[Records from a collection]
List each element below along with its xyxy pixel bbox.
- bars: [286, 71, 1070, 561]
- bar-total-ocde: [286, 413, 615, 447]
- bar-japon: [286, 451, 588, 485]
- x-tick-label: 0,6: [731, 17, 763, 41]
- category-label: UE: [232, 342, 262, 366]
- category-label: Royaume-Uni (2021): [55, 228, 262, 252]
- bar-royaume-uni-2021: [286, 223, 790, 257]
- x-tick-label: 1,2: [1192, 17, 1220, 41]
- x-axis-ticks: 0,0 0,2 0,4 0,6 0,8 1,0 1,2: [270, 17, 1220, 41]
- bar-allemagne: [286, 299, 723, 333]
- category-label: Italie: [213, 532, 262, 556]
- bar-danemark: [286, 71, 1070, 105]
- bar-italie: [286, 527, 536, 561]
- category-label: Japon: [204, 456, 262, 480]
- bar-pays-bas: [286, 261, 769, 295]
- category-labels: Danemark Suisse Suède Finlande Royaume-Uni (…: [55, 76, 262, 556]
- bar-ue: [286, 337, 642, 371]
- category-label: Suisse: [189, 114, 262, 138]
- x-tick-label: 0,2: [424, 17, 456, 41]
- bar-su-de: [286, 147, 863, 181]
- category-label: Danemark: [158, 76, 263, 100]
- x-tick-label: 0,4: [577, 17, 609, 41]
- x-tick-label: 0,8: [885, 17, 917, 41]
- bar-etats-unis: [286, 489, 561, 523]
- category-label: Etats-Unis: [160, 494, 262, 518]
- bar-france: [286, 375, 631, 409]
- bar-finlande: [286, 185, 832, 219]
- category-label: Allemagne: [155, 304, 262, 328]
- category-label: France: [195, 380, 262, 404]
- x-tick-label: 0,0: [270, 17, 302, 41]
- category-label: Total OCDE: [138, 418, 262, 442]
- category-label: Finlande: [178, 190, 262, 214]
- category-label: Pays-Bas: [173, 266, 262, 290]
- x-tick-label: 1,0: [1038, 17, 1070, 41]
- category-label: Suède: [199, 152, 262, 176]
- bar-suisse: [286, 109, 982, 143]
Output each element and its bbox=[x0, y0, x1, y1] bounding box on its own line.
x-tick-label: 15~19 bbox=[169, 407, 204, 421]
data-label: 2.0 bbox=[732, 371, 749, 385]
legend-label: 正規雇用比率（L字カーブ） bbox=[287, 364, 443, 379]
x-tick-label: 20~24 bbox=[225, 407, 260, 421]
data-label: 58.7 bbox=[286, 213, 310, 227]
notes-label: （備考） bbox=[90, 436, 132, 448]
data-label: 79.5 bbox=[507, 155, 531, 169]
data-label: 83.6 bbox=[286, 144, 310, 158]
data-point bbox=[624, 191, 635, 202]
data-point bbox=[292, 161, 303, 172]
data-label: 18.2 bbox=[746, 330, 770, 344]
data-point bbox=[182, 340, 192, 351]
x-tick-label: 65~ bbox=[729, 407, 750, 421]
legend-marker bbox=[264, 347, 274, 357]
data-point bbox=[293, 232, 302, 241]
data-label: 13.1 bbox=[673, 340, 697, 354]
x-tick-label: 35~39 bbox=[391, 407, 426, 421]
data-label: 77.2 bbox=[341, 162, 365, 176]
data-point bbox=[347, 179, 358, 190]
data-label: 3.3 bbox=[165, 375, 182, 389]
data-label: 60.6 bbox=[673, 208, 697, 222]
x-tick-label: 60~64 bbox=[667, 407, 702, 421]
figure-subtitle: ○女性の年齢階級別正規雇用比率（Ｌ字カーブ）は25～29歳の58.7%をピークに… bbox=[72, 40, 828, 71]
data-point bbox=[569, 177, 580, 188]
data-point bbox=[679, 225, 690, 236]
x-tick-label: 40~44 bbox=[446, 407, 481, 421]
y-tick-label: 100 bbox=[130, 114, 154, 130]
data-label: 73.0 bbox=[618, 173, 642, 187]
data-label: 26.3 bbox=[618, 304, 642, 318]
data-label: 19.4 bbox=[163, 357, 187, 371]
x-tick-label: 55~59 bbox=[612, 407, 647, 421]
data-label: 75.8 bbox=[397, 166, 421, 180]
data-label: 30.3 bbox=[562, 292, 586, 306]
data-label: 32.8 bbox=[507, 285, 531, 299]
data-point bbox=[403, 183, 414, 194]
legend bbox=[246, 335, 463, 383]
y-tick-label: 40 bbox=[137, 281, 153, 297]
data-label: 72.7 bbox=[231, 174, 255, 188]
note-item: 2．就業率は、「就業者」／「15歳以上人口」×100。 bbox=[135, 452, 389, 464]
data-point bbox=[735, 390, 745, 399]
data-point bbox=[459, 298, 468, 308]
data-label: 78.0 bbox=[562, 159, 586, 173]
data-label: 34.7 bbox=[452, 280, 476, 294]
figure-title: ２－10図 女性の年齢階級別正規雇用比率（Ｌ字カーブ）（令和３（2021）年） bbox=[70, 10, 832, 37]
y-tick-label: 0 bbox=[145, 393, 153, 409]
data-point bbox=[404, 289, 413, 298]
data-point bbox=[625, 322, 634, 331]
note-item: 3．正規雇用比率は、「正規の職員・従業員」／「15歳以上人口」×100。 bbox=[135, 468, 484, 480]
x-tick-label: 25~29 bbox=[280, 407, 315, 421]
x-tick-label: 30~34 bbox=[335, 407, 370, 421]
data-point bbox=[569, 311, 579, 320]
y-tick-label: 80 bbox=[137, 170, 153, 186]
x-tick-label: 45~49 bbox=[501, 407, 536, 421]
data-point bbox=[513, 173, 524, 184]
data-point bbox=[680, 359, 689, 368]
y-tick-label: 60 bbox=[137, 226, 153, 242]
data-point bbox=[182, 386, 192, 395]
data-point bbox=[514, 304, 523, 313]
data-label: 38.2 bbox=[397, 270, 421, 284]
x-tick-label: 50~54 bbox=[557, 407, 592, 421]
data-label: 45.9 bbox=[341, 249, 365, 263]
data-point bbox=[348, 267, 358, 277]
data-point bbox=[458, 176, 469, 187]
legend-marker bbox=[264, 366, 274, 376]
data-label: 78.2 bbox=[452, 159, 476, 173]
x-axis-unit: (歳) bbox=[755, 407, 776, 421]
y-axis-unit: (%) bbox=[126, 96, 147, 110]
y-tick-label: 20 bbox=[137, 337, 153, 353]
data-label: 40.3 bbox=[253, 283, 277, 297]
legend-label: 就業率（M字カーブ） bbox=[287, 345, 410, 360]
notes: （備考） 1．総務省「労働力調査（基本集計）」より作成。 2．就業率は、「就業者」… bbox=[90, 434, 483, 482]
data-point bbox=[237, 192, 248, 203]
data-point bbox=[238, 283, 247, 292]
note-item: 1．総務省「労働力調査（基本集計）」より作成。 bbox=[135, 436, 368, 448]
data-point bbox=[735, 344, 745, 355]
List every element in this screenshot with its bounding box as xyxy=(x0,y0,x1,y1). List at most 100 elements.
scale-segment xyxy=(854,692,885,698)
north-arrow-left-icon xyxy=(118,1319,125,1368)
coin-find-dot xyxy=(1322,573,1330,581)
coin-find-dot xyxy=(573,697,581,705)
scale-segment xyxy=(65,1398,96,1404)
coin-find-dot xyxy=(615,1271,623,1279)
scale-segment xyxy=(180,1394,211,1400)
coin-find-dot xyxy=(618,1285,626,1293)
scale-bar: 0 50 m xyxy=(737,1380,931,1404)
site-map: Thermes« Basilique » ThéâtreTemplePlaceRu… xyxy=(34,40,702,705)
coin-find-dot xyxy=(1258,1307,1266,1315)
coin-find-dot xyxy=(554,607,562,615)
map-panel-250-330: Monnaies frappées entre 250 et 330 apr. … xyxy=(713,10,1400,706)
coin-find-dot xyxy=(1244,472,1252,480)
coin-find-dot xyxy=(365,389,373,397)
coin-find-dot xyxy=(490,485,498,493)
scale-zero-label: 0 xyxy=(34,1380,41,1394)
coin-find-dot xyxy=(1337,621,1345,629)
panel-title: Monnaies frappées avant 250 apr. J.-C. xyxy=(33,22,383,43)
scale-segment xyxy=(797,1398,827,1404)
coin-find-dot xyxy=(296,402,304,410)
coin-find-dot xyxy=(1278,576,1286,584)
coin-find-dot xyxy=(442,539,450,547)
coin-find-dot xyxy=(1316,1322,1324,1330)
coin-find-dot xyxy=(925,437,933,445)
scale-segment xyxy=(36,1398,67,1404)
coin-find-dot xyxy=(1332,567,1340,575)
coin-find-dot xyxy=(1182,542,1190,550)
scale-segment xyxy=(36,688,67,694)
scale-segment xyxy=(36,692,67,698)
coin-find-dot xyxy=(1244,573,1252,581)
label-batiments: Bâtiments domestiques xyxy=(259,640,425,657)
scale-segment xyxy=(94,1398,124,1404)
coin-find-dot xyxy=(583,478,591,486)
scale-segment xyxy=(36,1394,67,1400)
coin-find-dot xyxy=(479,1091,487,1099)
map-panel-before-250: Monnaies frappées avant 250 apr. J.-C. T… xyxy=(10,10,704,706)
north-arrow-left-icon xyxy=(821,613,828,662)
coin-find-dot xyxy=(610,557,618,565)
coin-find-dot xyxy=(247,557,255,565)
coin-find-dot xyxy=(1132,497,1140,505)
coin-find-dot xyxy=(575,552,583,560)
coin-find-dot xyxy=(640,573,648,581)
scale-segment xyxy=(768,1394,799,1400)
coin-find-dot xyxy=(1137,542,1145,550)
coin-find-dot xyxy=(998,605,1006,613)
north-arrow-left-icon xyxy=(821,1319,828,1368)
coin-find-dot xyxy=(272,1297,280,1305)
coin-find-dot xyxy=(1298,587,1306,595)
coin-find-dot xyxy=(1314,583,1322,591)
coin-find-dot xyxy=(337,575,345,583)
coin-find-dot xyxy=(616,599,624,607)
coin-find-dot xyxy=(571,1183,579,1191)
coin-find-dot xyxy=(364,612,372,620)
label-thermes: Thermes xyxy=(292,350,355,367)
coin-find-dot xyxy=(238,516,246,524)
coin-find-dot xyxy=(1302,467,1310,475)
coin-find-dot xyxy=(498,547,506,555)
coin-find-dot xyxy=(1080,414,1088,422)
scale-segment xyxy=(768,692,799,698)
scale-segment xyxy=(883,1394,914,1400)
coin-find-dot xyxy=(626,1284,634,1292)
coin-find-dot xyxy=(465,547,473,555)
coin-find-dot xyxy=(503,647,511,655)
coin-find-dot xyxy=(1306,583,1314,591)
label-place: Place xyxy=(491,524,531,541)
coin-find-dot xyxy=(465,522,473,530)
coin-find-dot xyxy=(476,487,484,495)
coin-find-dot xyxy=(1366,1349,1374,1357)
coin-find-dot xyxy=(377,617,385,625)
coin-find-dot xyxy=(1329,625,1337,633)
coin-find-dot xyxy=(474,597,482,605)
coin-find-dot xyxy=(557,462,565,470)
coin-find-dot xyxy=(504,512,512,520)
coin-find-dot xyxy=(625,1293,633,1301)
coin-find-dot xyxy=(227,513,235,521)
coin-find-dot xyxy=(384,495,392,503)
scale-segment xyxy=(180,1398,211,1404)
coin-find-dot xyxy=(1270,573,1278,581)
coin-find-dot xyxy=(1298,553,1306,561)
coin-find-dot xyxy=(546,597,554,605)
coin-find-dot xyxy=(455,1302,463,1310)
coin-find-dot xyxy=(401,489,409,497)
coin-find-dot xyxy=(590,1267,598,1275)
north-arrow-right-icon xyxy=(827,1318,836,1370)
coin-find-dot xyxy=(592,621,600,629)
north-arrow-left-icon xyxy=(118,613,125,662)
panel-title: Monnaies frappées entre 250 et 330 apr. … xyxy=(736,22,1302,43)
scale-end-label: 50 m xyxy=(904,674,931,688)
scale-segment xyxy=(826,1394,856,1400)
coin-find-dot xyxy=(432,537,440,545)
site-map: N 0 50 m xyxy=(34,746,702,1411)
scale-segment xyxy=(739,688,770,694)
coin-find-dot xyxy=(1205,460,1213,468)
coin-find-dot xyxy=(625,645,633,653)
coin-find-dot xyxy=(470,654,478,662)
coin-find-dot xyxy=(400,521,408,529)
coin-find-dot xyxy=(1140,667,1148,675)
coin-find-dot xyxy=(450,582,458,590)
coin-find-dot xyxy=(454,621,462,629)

**Set problem**:
Copy out the records from their first line through the line that contains "- x-tick-label: 0,4: [577, 17, 609, 41]", with "x-axis-ticks" changed to "x-axis-tick-labels" and nothing else altered.

**Answer to this task**:
List each element below along with its xyxy pixel bbox.
- bars: [286, 71, 1070, 561]
- bar-total-ocde: [286, 413, 615, 447]
- bar-japon: [286, 451, 588, 485]
- x-tick-label: 0,6: [731, 17, 763, 41]
- category-label: UE: [232, 342, 262, 366]
- category-label: Royaume-Uni (2021): [55, 228, 262, 252]
- bar-royaume-uni-2021: [286, 223, 790, 257]
- x-tick-label: 1,2: [1192, 17, 1220, 41]
- x-axis-tick-labels: 0,0 0,2 0,4 0,6 0,8 1,0 1,2: [270, 17, 1220, 41]
- bar-allemagne: [286, 299, 723, 333]
- category-label: Italie: [213, 532, 262, 556]
- bar-danemark: [286, 71, 1070, 105]
- bar-italie: [286, 527, 536, 561]
- category-label: Japon: [204, 456, 262, 480]
- bar-pays-bas: [286, 261, 769, 295]
- category-labels: Danemark Suisse Suède Finlande Royaume-Uni (…: [55, 76, 262, 556]
- bar-ue: [286, 337, 642, 371]
- category-label: Suisse: [189, 114, 262, 138]
- x-tick-label: 0,2: [424, 17, 456, 41]
- bar-su-de: [286, 147, 863, 181]
- category-label: Danemark: [158, 76, 263, 100]
- x-tick-label: 0,4: [577, 17, 609, 41]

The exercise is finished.